Below are records to repeat exactly. Omit the pictures from the copy.

══ Records

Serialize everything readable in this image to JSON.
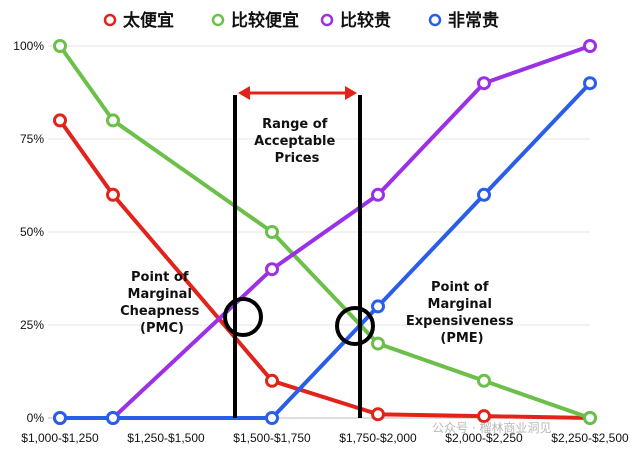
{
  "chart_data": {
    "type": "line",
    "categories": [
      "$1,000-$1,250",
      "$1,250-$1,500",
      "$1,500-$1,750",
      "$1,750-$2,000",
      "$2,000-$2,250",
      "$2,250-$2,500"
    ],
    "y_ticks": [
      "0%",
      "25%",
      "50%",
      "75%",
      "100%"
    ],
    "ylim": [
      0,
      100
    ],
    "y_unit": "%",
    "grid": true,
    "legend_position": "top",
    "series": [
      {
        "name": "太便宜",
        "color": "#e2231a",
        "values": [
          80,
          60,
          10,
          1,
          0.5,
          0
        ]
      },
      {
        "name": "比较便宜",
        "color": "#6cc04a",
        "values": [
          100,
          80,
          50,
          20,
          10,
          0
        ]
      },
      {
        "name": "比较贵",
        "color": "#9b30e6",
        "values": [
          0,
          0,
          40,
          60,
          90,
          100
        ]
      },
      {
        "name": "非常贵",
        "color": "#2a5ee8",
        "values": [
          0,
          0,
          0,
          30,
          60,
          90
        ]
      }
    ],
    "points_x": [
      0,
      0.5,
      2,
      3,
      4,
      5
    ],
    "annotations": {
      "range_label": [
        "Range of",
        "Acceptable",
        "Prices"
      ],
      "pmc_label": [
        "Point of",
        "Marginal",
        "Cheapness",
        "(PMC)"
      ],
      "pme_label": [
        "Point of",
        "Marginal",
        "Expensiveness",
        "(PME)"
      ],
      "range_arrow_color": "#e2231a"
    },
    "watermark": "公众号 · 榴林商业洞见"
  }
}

════

• _Solution_:
Serialize everything readable in this image to JSON.
{
  "chart_data": {
    "type": "line",
    "categories": [
      "$1,000-$1,250",
      "$1,250-$1,500",
      "$1,500-$1,750",
      "$1,750-$2,000",
      "$2,000-$2,250",
      "$2,250-$2,500"
    ],
    "y_ticks": [
      "0%",
      "25%",
      "50%",
      "75%",
      "100%"
    ],
    "ylim": [
      0,
      100
    ],
    "y_unit": "%",
    "grid": true,
    "legend_position": "top",
    "series": [
      {
        "name": "太便宜",
        "color": "#e2231a",
        "values": [
          80,
          60,
          10,
          1,
          0.5,
          0
        ]
      },
      {
        "name": "比较便宜",
        "color": "#6cc04a",
        "values": [
          100,
          80,
          50,
          20,
          10,
          0
        ]
      },
      {
        "name": "比较贵",
        "color": "#9b30e6",
        "values": [
          0,
          0,
          40,
          60,
          90,
          100
        ]
      },
      {
        "name": "非常贵",
        "color": "#2a5ee8",
        "values": [
          0,
          0,
          0,
          30,
          60,
          90
        ]
      }
    ],
    "points_x": [
      0,
      0.5,
      2,
      3,
      4,
      5
    ],
    "annotations": {
      "range_label": [
        "Range of",
        "Acceptable",
        "Prices"
      ],
      "pmc_label": [
        "Point of",
        "Marginal",
        "Cheapness",
        "(PMC)"
      ],
      "pme_label": [
        "Point of",
        "Marginal",
        "Expensiveness",
        "(PME)"
      ],
      "range_arrow_color": "#e2231a"
    },
    "watermark": "公众号 · 榴林商业洞见"
  }
}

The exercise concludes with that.